*Stated goal*: Write down each entry again, exactly as it reads.
▼
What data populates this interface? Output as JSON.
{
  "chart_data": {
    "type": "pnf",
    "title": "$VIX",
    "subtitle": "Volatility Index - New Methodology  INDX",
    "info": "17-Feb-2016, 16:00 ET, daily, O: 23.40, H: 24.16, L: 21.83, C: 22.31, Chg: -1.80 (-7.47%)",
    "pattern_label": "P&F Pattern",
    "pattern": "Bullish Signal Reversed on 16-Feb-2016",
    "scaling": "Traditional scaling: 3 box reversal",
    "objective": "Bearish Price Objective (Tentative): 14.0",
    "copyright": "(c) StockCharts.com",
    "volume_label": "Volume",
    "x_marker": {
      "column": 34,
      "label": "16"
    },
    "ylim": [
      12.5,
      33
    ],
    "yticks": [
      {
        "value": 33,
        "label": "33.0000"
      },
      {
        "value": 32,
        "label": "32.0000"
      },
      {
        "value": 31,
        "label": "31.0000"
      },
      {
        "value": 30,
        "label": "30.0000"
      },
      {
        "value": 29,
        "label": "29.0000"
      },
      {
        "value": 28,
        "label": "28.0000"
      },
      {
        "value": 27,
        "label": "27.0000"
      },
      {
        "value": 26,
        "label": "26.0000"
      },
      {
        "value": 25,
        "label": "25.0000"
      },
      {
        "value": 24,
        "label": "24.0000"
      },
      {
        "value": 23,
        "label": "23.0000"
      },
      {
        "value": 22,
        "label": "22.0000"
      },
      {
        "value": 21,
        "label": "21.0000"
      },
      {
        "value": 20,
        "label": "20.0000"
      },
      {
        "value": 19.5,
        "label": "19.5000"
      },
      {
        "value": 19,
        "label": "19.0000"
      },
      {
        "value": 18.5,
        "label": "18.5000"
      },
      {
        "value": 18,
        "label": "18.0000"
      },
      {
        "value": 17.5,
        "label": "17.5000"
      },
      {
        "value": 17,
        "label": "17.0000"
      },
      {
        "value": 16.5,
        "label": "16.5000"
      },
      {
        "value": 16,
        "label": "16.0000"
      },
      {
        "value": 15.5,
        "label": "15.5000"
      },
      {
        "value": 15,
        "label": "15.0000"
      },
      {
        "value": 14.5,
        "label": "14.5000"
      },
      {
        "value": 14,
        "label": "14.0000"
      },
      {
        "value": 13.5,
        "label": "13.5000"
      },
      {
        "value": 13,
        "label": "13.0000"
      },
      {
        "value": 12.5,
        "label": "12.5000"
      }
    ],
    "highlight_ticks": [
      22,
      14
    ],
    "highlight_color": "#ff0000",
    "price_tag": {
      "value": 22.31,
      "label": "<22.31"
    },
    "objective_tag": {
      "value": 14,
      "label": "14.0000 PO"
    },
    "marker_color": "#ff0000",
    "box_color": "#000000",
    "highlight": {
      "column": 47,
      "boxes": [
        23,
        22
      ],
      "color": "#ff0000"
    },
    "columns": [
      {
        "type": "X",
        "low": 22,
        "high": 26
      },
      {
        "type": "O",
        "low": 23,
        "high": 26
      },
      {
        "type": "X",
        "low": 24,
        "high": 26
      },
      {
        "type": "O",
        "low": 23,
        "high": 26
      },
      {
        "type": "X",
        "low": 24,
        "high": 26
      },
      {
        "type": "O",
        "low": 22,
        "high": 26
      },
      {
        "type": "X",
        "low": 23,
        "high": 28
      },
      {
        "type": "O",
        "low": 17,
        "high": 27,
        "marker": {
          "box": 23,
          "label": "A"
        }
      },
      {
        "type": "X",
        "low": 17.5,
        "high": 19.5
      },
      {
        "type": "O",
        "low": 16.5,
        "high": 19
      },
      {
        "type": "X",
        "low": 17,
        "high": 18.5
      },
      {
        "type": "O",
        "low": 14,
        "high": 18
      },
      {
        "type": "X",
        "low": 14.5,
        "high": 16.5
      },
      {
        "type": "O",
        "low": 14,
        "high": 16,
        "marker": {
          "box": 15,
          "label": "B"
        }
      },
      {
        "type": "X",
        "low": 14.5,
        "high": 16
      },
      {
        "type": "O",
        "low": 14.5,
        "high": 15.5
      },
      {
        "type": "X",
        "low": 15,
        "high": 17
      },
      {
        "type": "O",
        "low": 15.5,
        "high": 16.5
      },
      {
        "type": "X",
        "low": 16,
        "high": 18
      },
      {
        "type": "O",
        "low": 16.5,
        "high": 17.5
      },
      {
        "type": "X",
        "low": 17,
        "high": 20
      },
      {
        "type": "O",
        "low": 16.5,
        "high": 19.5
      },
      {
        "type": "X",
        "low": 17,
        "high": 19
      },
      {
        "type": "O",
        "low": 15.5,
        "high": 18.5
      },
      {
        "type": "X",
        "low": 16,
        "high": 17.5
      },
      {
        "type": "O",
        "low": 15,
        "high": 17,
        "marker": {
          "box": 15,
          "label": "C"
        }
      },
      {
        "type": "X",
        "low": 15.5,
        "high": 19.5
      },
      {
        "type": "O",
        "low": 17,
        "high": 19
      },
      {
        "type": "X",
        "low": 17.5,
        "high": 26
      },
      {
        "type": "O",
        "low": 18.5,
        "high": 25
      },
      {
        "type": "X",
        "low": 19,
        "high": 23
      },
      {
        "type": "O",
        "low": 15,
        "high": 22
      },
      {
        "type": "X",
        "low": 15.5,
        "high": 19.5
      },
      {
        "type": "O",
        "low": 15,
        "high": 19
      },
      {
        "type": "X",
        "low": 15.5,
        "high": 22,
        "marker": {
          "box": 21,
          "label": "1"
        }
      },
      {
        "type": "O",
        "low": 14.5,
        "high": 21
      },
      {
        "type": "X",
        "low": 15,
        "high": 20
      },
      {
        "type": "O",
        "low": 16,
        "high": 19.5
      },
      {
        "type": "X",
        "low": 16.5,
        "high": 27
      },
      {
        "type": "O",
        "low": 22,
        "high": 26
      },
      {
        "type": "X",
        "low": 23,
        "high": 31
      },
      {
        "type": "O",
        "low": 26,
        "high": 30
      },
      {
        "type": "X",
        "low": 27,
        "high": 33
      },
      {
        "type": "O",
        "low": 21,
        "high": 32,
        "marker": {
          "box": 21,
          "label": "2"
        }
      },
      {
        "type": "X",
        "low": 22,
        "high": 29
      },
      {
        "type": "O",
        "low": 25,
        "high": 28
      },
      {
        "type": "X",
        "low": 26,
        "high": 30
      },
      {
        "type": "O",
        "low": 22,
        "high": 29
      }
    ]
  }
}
▲
*Solved exercise*:
What data populates this interface? Output as JSON.
{
  "chart_data": {
    "type": "pnf",
    "title": "$VIX",
    "subtitle": "Volatility Index - New Methodology  INDX",
    "info": "17-Feb-2016, 16:00 ET, daily, O: 23.40, H: 24.16, L: 21.83, C: 22.31, Chg: -1.80 (-7.47%)",
    "pattern_label": "P&F Pattern",
    "pattern": "Bullish Signal Reversed on 16-Feb-2016",
    "scaling": "Traditional scaling: 3 box reversal",
    "objective": "Bearish Price Objective (Tentative): 14.0",
    "copyright": "(c) StockCharts.com",
    "volume_label": "Volume",
    "x_marker": {
      "column": 34,
      "label": "16"
    },
    "ylim": [
      12.5,
      33
    ],
    "yticks": [
      {
        "value": 33,
        "label": "33.0000"
      },
      {
        "value": 32,
        "label": "32.0000"
      },
      {
        "value": 31,
        "label": "31.0000"
      },
      {
        "value": 30,
        "label": "30.0000"
      },
      {
        "value": 29,
        "label": "29.0000"
      },
      {
        "value": 28,
        "label": "28.0000"
      },
      {
        "value": 27,
        "label": "27.0000"
      },
      {
        "value": 26,
        "label": "26.0000"
      },
      {
        "value": 25,
        "label": "25.0000"
      },
      {
        "value": 24,
        "label": "24.0000"
      },
      {
        "value": 23,
        "label": "23.0000"
      },
      {
        "value": 22,
        "label": "22.0000"
      },
      {
        "value": 21,
        "label": "21.0000"
      },
      {
        "value": 20,
        "label": "20.0000"
      },
      {
        "value": 19.5,
        "label": "19.5000"
      },
      {
        "value": 19,
        "label": "19.0000"
      },
      {
        "value": 18.5,
        "label": "18.5000"
      },
      {
        "value": 18,
        "label": "18.0000"
      },
      {
        "value": 17.5,
        "label": "17.5000"
      },
      {
        "value": 17,
        "label": "17.0000"
      },
      {
        "value": 16.5,
        "label": "16.5000"
      },
      {
        "value": 16,
        "label": "16.0000"
      },
      {
        "value": 15.5,
        "label": "15.5000"
      },
      {
        "value": 15,
        "label": "15.0000"
      },
      {
        "value": 14.5,
        "label": "14.5000"
      },
      {
        "value": 14,
        "label": "14.0000"
      },
      {
        "value": 13.5,
        "label": "13.5000"
      },
      {
        "value": 13,
        "label": "13.0000"
      },
      {
        "value": 12.5,
        "label": "12.5000"
      }
    ],
    "highlight_ticks": [
      22,
      14
    ],
    "highlight_color": "#ff0000",
    "price_tag": {
      "value": 22.31,
      "label": "<22.31"
    },
    "objective_tag": {
      "value": 14,
      "label": "14.0000 PO"
    },
    "marker_color": "#ff0000",
    "box_color": "#000000",
    "highlight": {
      "column": 47,
      "boxes": [
        23,
        22
      ],
      "color": "#ff0000"
    },
    "columns": [
      {
        "type": "X",
        "low": 22,
        "high": 26
      },
      {
        "type": "O",
        "low": 23,
        "high": 26
      },
      {
        "type": "X",
        "low": 24,
        "high": 26
      },
      {
        "type": "O",
        "low": 23,
        "high": 26
      },
      {
        "type": "X",
        "low": 24,
        "high": 26
      },
      {
        "type": "O",
        "low": 22,
        "high": 26
      },
      {
        "type": "X",
        "low": 23,
        "high": 28
      },
      {
        "type": "O",
        "low": 17,
        "high": 27,
        "marker": {
          "box": 23,
          "label": "A"
        }
      },
      {
        "type": "X",
        "low": 17.5,
        "high": 19.5
      },
      {
        "type": "O",
        "low": 16.5,
        "high": 19
      },
      {
        "type": "X",
        "low": 17,
        "high": 18.5
      },
      {
        "type": "O",
        "low": 14,
        "high": 18
      },
      {
        "type": "X",
        "low": 14.5,
        "high": 16.5
      },
      {
        "type": "O",
        "low": 14,
        "high": 16,
        "marker": {
          "box": 15,
          "label": "B"
        }
      },
      {
        "type": "X",
        "low": 14.5,
        "high": 16
      },
      {
        "type": "O",
        "low": 14.5,
        "high": 15.5
      },
      {
        "type": "X",
        "low": 15,
        "high": 17
      },
      {
        "type": "O",
        "low": 15.5,
        "high": 16.5
      },
      {
        "type": "X",
        "low": 16,
        "high": 18
      },
      {
        "type": "O",
        "low": 16.5,
        "high": 17.5
      },
      {
        "type": "X",
        "low": 17,
        "high": 20
      },
      {
        "type": "O",
        "low": 16.5,
        "high": 19.5
      },
      {
        "type": "X",
        "low": 17,
        "high": 19
      },
      {
        "type": "O",
        "low": 15.5,
        "high": 18.5
      },
      {
        "type": "X",
        "low": 16,
        "high": 17.5
      },
      {
        "type": "O",
        "low": 15,
        "high": 17,
        "marker": {
          "box": 15,
          "label": "C"
        }
      },
      {
        "type": "X",
        "low": 15.5,
        "high": 19.5
      },
      {
        "type": "O",
        "low": 17,
        "high": 19
      },
      {
        "type": "X",
        "low": 17.5,
        "high": 26
      },
      {
        "type": "O",
        "low": 18.5,
        "high": 25
      },
      {
        "type": "X",
        "low": 19,
        "high": 23
      },
      {
        "type": "O",
        "low": 15,
        "high": 22
      },
      {
        "type": "X",
        "low": 15.5,
        "high": 19.5
      },
      {
        "type": "O",
        "low": 15,
        "high": 19
      },
      {
        "type": "X",
        "low": 15.5,
        "high": 22,
        "marker": {
          "box": 21,
          "label": "1"
        }
      },
      {
        "type": "O",
        "low": 14.5,
        "high": 21
      },
      {
        "type": "X",
        "low": 15,
        "high": 20
      },
      {
        "type": "O",
        "low": 16,
        "high": 19.5
      },
      {
        "type": "X",
        "low": 16.5,
        "high": 27
      },
      {
        "type": "O",
        "low": 22,
        "high": 26
      },
      {
        "type": "X",
        "low": 23,
        "high": 31
      },
      {
        "type": "O",
        "low": 26,
        "high": 30
      },
      {
        "type": "X",
        "low": 27,
        "high": 33
      },
      {
        "type": "O",
        "low": 21,
        "high": 32,
        "marker": {
          "box": 21,
          "label": "2"
        }
      },
      {
        "type": "X",
        "low": 22,
        "high": 29
      },
      {
        "type": "O",
        "low": 25,
        "high": 28
      },
      {
        "type": "X",
        "low": 26,
        "high": 30
      },
      {
        "type": "O",
        "low": 22,
        "high": 29
      }
    ]
  }
}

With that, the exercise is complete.